WHAT IS REQUIRED. Print all entries word for word.

ENTRIES SHOWN.
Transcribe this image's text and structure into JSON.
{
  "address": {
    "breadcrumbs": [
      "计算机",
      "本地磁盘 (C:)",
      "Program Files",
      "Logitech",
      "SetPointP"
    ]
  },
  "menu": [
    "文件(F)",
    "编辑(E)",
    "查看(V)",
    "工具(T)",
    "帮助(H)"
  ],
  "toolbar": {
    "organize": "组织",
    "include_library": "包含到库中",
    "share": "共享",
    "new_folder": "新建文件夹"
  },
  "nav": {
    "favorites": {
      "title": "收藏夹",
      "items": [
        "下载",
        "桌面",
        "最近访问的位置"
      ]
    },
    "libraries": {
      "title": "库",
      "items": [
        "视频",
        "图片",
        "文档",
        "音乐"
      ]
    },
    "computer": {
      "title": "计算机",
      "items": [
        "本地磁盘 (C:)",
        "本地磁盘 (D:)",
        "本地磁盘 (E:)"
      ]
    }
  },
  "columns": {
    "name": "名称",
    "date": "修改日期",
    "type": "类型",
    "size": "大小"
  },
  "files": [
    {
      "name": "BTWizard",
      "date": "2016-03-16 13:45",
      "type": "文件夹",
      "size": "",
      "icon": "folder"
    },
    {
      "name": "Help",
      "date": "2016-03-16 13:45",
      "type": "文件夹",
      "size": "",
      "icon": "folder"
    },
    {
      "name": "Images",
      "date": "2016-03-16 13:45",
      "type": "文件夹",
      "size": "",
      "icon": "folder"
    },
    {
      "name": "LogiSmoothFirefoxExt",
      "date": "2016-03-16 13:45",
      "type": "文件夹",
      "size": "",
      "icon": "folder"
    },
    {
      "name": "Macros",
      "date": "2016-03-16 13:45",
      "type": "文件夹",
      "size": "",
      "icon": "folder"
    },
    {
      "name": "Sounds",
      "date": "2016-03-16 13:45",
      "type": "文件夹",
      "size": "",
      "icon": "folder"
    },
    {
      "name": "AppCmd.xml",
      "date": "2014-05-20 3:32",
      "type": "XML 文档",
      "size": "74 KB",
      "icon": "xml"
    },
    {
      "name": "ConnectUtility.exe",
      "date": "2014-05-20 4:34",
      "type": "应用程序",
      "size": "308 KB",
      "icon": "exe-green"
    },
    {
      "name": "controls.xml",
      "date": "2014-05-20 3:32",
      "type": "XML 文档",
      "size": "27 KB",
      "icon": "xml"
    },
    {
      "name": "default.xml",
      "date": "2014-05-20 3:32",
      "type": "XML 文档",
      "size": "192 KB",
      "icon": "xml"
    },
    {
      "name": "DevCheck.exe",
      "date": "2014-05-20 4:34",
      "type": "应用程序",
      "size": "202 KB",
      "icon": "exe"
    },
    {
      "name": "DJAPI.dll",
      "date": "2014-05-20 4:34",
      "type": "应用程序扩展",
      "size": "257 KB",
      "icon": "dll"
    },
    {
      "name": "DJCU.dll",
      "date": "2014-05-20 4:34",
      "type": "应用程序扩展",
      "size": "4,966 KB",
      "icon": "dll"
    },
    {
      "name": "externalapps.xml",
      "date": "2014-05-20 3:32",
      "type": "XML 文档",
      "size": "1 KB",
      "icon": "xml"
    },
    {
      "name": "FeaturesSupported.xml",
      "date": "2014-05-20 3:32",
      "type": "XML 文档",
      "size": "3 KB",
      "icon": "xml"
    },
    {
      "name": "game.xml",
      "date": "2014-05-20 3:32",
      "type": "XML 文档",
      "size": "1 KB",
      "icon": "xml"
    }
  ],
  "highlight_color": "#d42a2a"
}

OUTPUT.
Transcribe this image's text and structure into JSON.
{
  "address": {
    "breadcrumbs": [
      "计算机",
      "本地磁盘 (C:)",
      "Program Files",
      "Logitech",
      "SetPointP"
    ]
  },
  "menu": [
    "文件(F)",
    "编辑(E)",
    "查看(V)",
    "工具(T)",
    "帮助(H)"
  ],
  "toolbar": {
    "organize": "组织",
    "include_library": "包含到库中",
    "share": "共享",
    "new_folder": "新建文件夹"
  },
  "nav": {
    "favorites": {
      "title": "收藏夹",
      "items": [
        "下载",
        "桌面",
        "最近访问的位置"
      ]
    },
    "libraries": {
      "title": "库",
      "items": [
        "视频",
        "图片",
        "文档",
        "音乐"
      ]
    },
    "computer": {
      "title": "计算机",
      "items": [
        "本地磁盘 (C:)",
        "本地磁盘 (D:)",
        "本地磁盘 (E:)"
      ]
    }
  },
  "columns": {
    "name": "名称",
    "date": "修改日期",
    "type": "类型",
    "size": "大小"
  },
  "files": [
    {
      "name": "BTWizard",
      "date": "2016-03-16 13:45",
      "type": "文件夹",
      "size": "",
      "icon": "folder"
    },
    {
      "name": "Help",
      "date": "2016-03-16 13:45",
      "type": "文件夹",
      "size": "",
      "icon": "folder"
    },
    {
      "name": "Images",
      "date": "2016-03-16 13:45",
      "type": "文件夹",
      "size": "",
      "icon": "folder"
    },
    {
      "name": "LogiSmoothFirefoxExt",
      "date": "2016-03-16 13:45",
      "type": "文件夹",
      "size": "",
      "icon": "folder"
    },
    {
      "name": "Macros",
      "date": "2016-03-16 13:45",
      "type": "文件夹",
      "size": "",
      "icon": "folder"
    },
    {
      "name": "Sounds",
      "date": "2016-03-16 13:45",
      "type": "文件夹",
      "size": "",
      "icon": "folder"
    },
    {
      "name": "AppCmd.xml",
      "date": "2014-05-20 3:32",
      "type": "XML 文档",
      "size": "74 KB",
      "icon": "xml"
    },
    {
      "name": "ConnectUtility.exe",
      "date": "2014-05-20 4:34",
      "type": "应用程序",
      "size": "308 KB",
      "icon": "exe-green"
    },
    {
      "name": "controls.xml",
      "date": "2014-05-20 3:32",
      "type": "XML 文档",
      "size": "27 KB",
      "icon": "xml"
    },
    {
      "name": "default.xml",
      "date": "2014-05-20 3:32",
      "type": "XML 文档",
      "size": "192 KB",
      "icon": "xml"
    },
    {
      "name": "DevCheck.exe",
      "date": "2014-05-20 4:34",
      "type": "应用程序",
      "size": "202 KB",
      "icon": "exe"
    },
    {
      "name": "DJAPI.dll",
      "date": "2014-05-20 4:34",
      "type": "应用程序扩展",
      "size": "257 KB",
      "icon": "dll"
    },
    {
      "name": "DJCU.dll",
      "date": "2014-05-20 4:34",
      "type": "应用程序扩展",
      "size": "4,966 KB",
      "icon": "dll"
    },
    {
      "name": "externalapps.xml",
      "date": "2014-05-20 3:32",
      "type": "XML 文档",
      "size": "1 KB",
      "icon": "xml"
    },
    {
      "name": "FeaturesSupported.xml",
      "date": "2014-05-20 3:32",
      "type": "XML 文档",
      "size": "3 KB",
      "icon": "xml"
    },
    {
      "name": "game.xml",
      "date": "2014-05-20 3:32",
      "type": "XML 文档",
      "size": "1 KB",
      "icon": "xml"
    }
  ],
  "highlight_color": "#d42a2a"
}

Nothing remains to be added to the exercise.